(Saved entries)
--
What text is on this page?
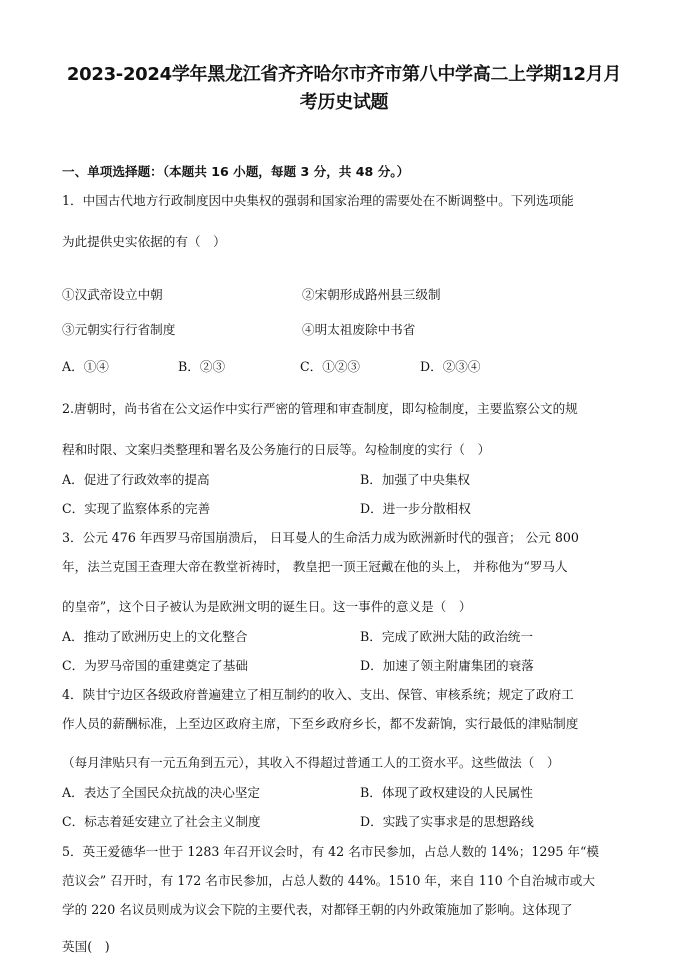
2023-2024学年黑龙江省齐齐哈尔市齐市第八中学高二上学期12月月
考历史试题
一、单项选择题：（本题共 16 小题，每题 3 分，共 48 分。）
1．中国古代地方行政制度因中央集权的强弱和国家治理的需要处在不断调整中。下列选项能
为此提供史实依据的有（　）
①汉武帝设立中朝	②宋朝形成路州县三级制
③元朝实行行省制度	④明太祖废除中书省
A．①④	B．②③	C．①②③	D．②③④
2.唐朝时，尚书省在公文运作中实行严密的管理和审查制度，即勾检制度，主要监察公文的规
程和时限、文案归类整理和署名及公务施行的日辰等。勾检制度的实行（　）
A．促进了行政效率的提高	B．加强了中央集权
C．实现了监察体系的完善	D．进一步分散相权
3．公元 476 年西罗马帝国崩溃后， 日耳曼人的生命活力成为欧洲新时代的强音； 公元 800
年，法兰克国王查理大帝在教堂祈祷时， 教皇把一顶王冠戴在他的头上， 并称他为“罗马人
的皇帝”，这个日子被认为是欧洲文明的诞生日。这一事件的意义是（　）
A．推动了欧洲历史上的文化整合	B．完成了欧洲大陆的政治统一
C．为罗马帝国的重建奠定了基础	D．加速了领主附庸集团的衰落
4．陕甘宁边区各级政府普遍建立了相互制约的收入、支出、保管、审核系统；规定了政府工
作人员的薪酬标准，上至边区政府主席，下至乡政府乡长，都不发薪饷，实行最低的津贴制度
（每月津贴只有一元五角到五元），其收入不得超过普通工人的工资水平。这些做法（　）
A．表达了全国民众抗战的决心坚定	B．体现了政权建设的人民属性
C．标志着延安建立了社会主义制度	D．实践了实事求是的思想路线
5．英王爱德华一世于 1283 年召开议会时，有 42 名市民参加，占总人数的 14%；1295 年“模
范议会” 召开时，有 172 名市民参加，占总人数的 44%。1510 年，来自 110 个自治城市或大
学的 220 名议员则成为议会下院的主要代表，对都铎王朝的内外政策施加了影响。这体现了
英国(　)
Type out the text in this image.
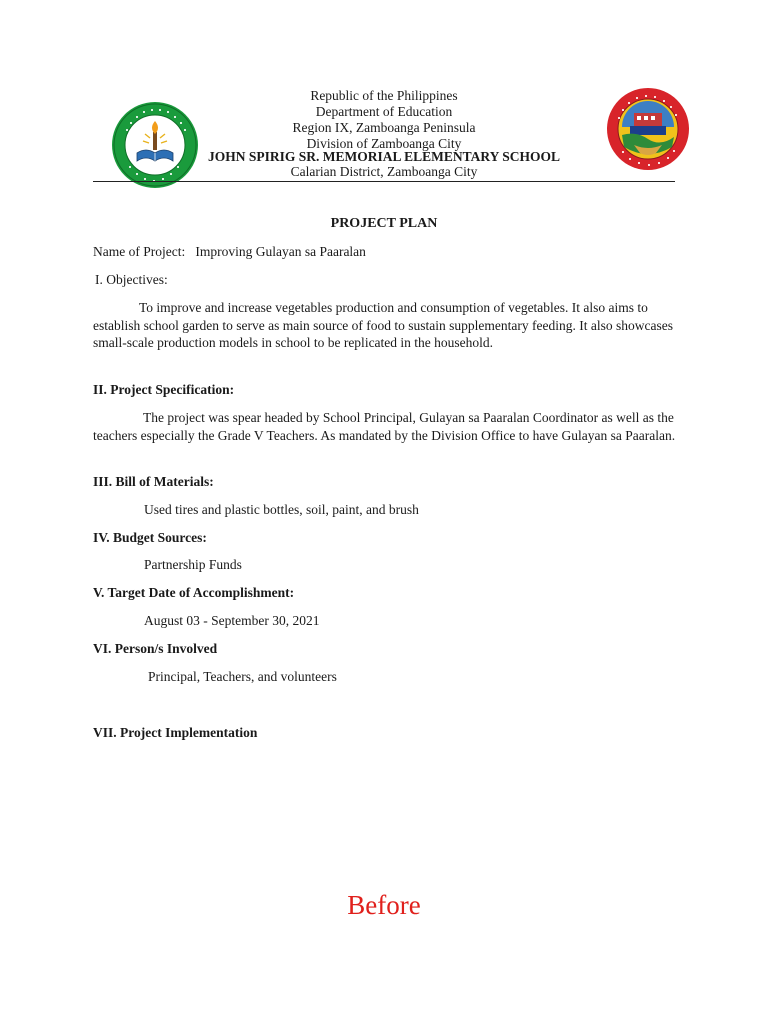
Republic of the Philippines
Department of Education
Region IX, Zamboanga Peninsula
Division of Zamboanga City
JOHN SPIRIG SR. MEMORIAL ELEMENTARY SCHOOL
Calarian District, Zamboanga City
PROJECT PLAN
Name of Project: Improving Gulayan sa Paaralan
I. Objectives:
To improve and increase vegetables production and consumption of vegetables. It also aims to establish school garden to serve as main source of food to sustain supplementary feeding. It also showcases small-scale production models in school to be replicated in the household.
II. Project Specification:
The project was spear headed by School Principal, Gulayan sa Paaralan Coordinator as well as the teachers especially the Grade V Teachers. As mandated by the Division Office to have Gulayan sa Paaralan.
III. Bill of Materials:
Used tires and plastic bottles, soil, paint, and brush
IV. Budget Sources:
Partnership Funds
V. Target Date of Accomplishment:
August 03 - September 30, 2021
VI. Person/s Involved
Principal, Teachers, and volunteers
VII. Project Implementation
Before
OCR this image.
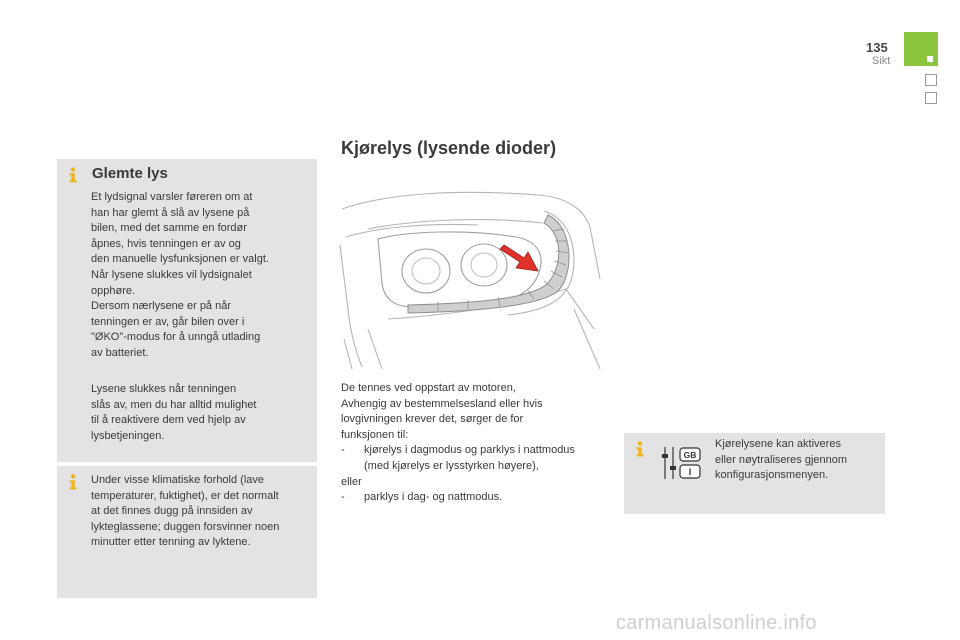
135
Sikt
Glemte lys
Et lydsignal varsler føreren om at
han har glemt å slå av lysene på
bilen, med det samme en fordør
åpnes, hvis tenningen er av og
den manuelle lysfunksjonen er valgt.
Når lysene slukkes vil lydsignalet
opphøre.
Dersom nærlysene er på når
tenningen er av, går bilen over i
"ØKO"-modus for å unngå utlading
av batteriet.
Lysene slukkes når tenningen
slås av, men du har alltid mulighet
til å reaktivere dem ved hjelp av
lysbetjeningen.
Under visse klimatiske forhold (lave
temperaturer, fuktighet), er det normalt
at det finnes dugg på innsiden av
lykteglassene; duggen forsvinner noen
minutter etter tenning av lyktene.
Kjørelys (lysende dioder)
De tennes ved oppstart av motoren,
Avhengig av bestemmelsesland eller hvis
lovgivningen krever det, sørger de for
funksjonen til:
-	kjørelys i dagmodus og parklys i nattmodus
(med kjørelys er lysstyrken høyere),
eller
-	parklys i dag- og nattmodus.
GB
I
Kjørelysene kan aktiveres
eller nøytraliseres gjennom
konfigurasjonsmenyen.
carmanualsonline.info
--
**Task instructions**.
Every record above should be transcribed exactly; the pictures stay out of the copy.

**Task result**.
What text is on this page?
2023-2024学年黑龙江省齐齐哈尔市齐市第八中学高二上学期12月月
考历史试题
一、单项选择题：（本题共 16 小题，每题 3 分，共 48 分。）
1．中国古代地方行政制度因中央集权的强弱和国家治理的需要处在不断调整中。下列选项能
为此提供史实依据的有（　）
①汉武帝设立中朝	②宋朝形成路州县三级制
③元朝实行行省制度	④明太祖废除中书省
A．①④	B．②③	C．①②③	D．②③④
2.唐朝时，尚书省在公文运作中实行严密的管理和审查制度，即勾检制度，主要监察公文的规
程和时限、文案归类整理和署名及公务施行的日辰等。勾检制度的实行（　）
A．促进了行政效率的提高	B．加强了中央集权
C．实现了监察体系的完善	D．进一步分散相权
3．公元 476 年西罗马帝国崩溃后， 日耳曼人的生命活力成为欧洲新时代的强音； 公元 800
年，法兰克国王查理大帝在教堂祈祷时， 教皇把一顶王冠戴在他的头上， 并称他为“罗马人
的皇帝”，这个日子被认为是欧洲文明的诞生日。这一事件的意义是（　）
A．推动了欧洲历史上的文化整合	B．完成了欧洲大陆的政治统一
C．为罗马帝国的重建奠定了基础	D．加速了领主附庸集团的衰落
4．陕甘宁边区各级政府普遍建立了相互制约的收入、支出、保管、审核系统；规定了政府工
作人员的薪酬标准，上至边区政府主席，下至乡政府乡长，都不发薪饷，实行最低的津贴制度
（每月津贴只有一元五角到五元），其收入不得超过普通工人的工资水平。这些做法（　）
A．表达了全国民众抗战的决心坚定	B．体现了政权建设的人民属性
C．标志着延安建立了社会主义制度	D．实践了实事求是的思想路线
5．英王爱德华一世于 1283 年召开议会时，有 42 名市民参加，占总人数的 14%；1295 年“模
范议会” 召开时，有 172 名市民参加，占总人数的 44%。1510 年，来自 110 个自治城市或大
学的 220 名议员则成为议会下院的主要代表，对都铎王朝的内外政策施加了影响。这体现了
英国(　)
Type out the text in this image.
Republic of the Philippines
Department of Education
Region IX, Zamboanga Peninsula
Division of Zamboanga City
JOHN SPIRIG SR. MEMORIAL ELEMENTARY SCHOOL
Calarian District, Zamboanga City
PROJECT PLAN
Name of Project: Improving Gulayan sa Paaralan
I. Objectives:
To improve and increase vegetables production and consumption of vegetables. It also aims to establish school garden to serve as main source of food to sustain supplementary feeding. It also showcases small-scale production models in school to be replicated in the household.
II. Project Specification:
The project was spear headed by School Principal, Gulayan sa Paaralan Coordinator as well as the teachers especially the Grade V Teachers. As mandated by the Division Office to have Gulayan sa Paaralan.
III. Bill of Materials:
Used tires and plastic bottles, soil, paint, and brush
IV. Budget Sources:
Partnership Funds
V. Target Date of Accomplishment:
August 03 - September 30, 2021
VI. Person/s Involved
Principal, Teachers, and volunteers
VII. Project Implementation
Before
OCR this image.
135
Sikt
Glemte lys
Et lydsignal varsler føreren om at
han har glemt å slå av lysene på
bilen, med det samme en fordør
åpnes, hvis tenningen er av og
den manuelle lysfunksjonen er valgt.
Når lysene slukkes vil lydsignalet
opphøre.
Dersom nærlysene er på når
tenningen er av, går bilen over i
"ØKO"-modus for å unngå utlading
av batteriet.
Lysene slukkes når tenningen
slås av, men du har alltid mulighet
til å reaktivere dem ved hjelp av
lysbetjeningen.
Under visse klimatiske forhold (lave
temperaturer, fuktighet), er det normalt
at det finnes dugg på innsiden av
lykteglassene; duggen forsvinner noen
minutter etter tenning av lyktene.
Kjørelys (lysende dioder)
De tennes ved oppstart av motoren,
Avhengig av bestemmelsesland eller hvis
lovgivningen krever det, sørger de for
funksjonen til:
-	kjørelys i dagmodus og parklys i nattmodus
(med kjørelys er lysstyrken høyere),
eller
-	parklys i dag- og nattmodus.
GB
I
Kjørelysene kan aktiveres
eller nøytraliseres gjennom
konfigurasjonsmenyen.
carmanualsonline.info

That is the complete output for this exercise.